Problem description: Reproduce the listing verbatim.

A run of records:
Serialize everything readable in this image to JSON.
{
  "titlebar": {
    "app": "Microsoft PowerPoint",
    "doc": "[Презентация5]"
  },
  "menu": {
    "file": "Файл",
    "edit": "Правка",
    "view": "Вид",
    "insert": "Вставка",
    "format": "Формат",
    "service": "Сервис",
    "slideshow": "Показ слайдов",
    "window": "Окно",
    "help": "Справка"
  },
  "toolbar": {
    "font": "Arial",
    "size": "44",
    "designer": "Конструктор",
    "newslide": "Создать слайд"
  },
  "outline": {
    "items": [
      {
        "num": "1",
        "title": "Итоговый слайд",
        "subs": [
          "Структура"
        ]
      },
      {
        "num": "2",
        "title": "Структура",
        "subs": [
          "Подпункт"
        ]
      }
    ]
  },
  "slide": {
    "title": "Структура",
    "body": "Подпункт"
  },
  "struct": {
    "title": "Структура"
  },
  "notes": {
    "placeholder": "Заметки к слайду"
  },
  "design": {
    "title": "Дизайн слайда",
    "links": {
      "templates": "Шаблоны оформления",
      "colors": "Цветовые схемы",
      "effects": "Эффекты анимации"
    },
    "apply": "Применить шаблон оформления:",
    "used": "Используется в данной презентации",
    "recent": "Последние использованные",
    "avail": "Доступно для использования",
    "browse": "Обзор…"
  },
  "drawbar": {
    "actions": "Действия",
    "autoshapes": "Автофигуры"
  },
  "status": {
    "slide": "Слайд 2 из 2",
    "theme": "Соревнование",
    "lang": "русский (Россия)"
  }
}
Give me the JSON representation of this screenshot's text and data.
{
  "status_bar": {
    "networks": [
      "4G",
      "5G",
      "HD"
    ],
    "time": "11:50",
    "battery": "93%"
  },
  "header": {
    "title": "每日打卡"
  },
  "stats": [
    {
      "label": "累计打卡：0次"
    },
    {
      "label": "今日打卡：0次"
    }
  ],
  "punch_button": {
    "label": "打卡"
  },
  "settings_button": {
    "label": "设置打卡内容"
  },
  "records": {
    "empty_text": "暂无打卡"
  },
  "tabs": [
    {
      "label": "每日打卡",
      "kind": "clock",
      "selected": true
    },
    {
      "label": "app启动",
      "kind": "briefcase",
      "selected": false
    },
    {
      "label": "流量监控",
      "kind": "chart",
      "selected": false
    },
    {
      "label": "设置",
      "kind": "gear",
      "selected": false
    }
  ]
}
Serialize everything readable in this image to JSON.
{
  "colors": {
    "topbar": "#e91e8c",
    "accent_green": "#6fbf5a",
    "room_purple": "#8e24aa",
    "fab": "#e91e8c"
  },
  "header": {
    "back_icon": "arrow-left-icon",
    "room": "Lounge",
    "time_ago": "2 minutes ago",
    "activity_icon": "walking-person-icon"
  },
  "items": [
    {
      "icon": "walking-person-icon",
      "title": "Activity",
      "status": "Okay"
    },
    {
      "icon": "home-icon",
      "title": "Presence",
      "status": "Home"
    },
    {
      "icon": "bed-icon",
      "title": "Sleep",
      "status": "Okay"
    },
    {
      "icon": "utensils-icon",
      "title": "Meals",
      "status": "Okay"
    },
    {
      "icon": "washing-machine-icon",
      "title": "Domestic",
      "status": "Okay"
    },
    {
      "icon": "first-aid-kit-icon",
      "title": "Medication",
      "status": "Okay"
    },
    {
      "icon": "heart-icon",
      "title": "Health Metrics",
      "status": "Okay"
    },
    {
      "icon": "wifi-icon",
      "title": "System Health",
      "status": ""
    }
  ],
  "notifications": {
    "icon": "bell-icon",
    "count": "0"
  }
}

The completed task:
Serialize everything readable in this image to JSON.
{
  "titlebar": {
    "app": "Microsoft PowerPoint",
    "doc": "[Презентация5]"
  },
  "menu": {
    "file": "Файл",
    "edit": "Правка",
    "view": "Вид",
    "insert": "Вставка",
    "format": "Формат",
    "service": "Сервис",
    "slideshow": "Показ слайдов",
    "window": "Окно",
    "help": "Справка"
  },
  "toolbar": {
    "font": "Arial",
    "size": "44",
    "designer": "Конструктор",
    "newslide": "Создать слайд"
  },
  "outline": {
    "items": [
      {
        "num": "1",
        "title": "Итоговый слайд",
        "subs": [
          "Структура"
        ]
      },
      {
        "num": "2",
        "title": "Структура",
        "subs": [
          "Подпункт"
        ]
      }
    ]
  },
  "slide": {
    "title": "Структура",
    "body": "Подпункт"
  },
  "struct": {
    "title": "Структура"
  },
  "notes": {
    "placeholder": "Заметки к слайду"
  },
  "design": {
    "title": "Дизайн слайда",
    "links": {
      "templates": "Шаблоны оформления",
      "colors": "Цветовые схемы",
      "effects": "Эффекты анимации"
    },
    "apply": "Применить шаблон оформления:",
    "used": "Используется в данной презентации",
    "recent": "Последние использованные",
    "avail": "Доступно для использования",
    "browse": "Обзор…"
  },
  "drawbar": {
    "actions": "Действия",
    "autoshapes": "Автофигуры"
  },
  "status": {
    "slide": "Слайд 2 из 2",
    "theme": "Соревнование",
    "lang": "русский (Россия)"
  }
}
Give me the JSON representation of this screenshot's text and data.
{
  "status_bar": {
    "networks": [
      "4G",
      "5G",
      "HD"
    ],
    "time": "11:50",
    "battery": "93%"
  },
  "header": {
    "title": "每日打卡"
  },
  "stats": [
    {
      "label": "累计打卡：0次"
    },
    {
      "label": "今日打卡：0次"
    }
  ],
  "punch_button": {
    "label": "打卡"
  },
  "settings_button": {
    "label": "设置打卡内容"
  },
  "records": {
    "empty_text": "暂无打卡"
  },
  "tabs": [
    {
      "label": "每日打卡",
      "kind": "clock",
      "selected": true
    },
    {
      "label": "app启动",
      "kind": "briefcase",
      "selected": false
    },
    {
      "label": "流量监控",
      "kind": "chart",
      "selected": false
    },
    {
      "label": "设置",
      "kind": "gear",
      "selected": false
    }
  ]
}
Serialize everything readable in this image to JSON.
{
  "colors": {
    "topbar": "#e91e8c",
    "accent_green": "#6fbf5a",
    "room_purple": "#8e24aa",
    "fab": "#e91e8c"
  },
  "header": {
    "back_icon": "arrow-left-icon",
    "room": "Lounge",
    "time_ago": "2 minutes ago",
    "activity_icon": "walking-person-icon"
  },
  "items": [
    {
      "icon": "walking-person-icon",
      "title": "Activity",
      "status": "Okay"
    },
    {
      "icon": "home-icon",
      "title": "Presence",
      "status": "Home"
    },
    {
      "icon": "bed-icon",
      "title": "Sleep",
      "status": "Okay"
    },
    {
      "icon": "utensils-icon",
      "title": "Meals",
      "status": "Okay"
    },
    {
      "icon": "washing-machine-icon",
      "title": "Domestic",
      "status": "Okay"
    },
    {
      "icon": "first-aid-kit-icon",
      "title": "Medication",
      "status": "Okay"
    },
    {
      "icon": "heart-icon",
      "title": "Health Metrics",
      "status": "Okay"
    },
    {
      "icon": "wifi-icon",
      "title": "System Health",
      "status": ""
    }
  ],
  "notifications": {
    "icon": "bell-icon",
    "count": "0"
  }
}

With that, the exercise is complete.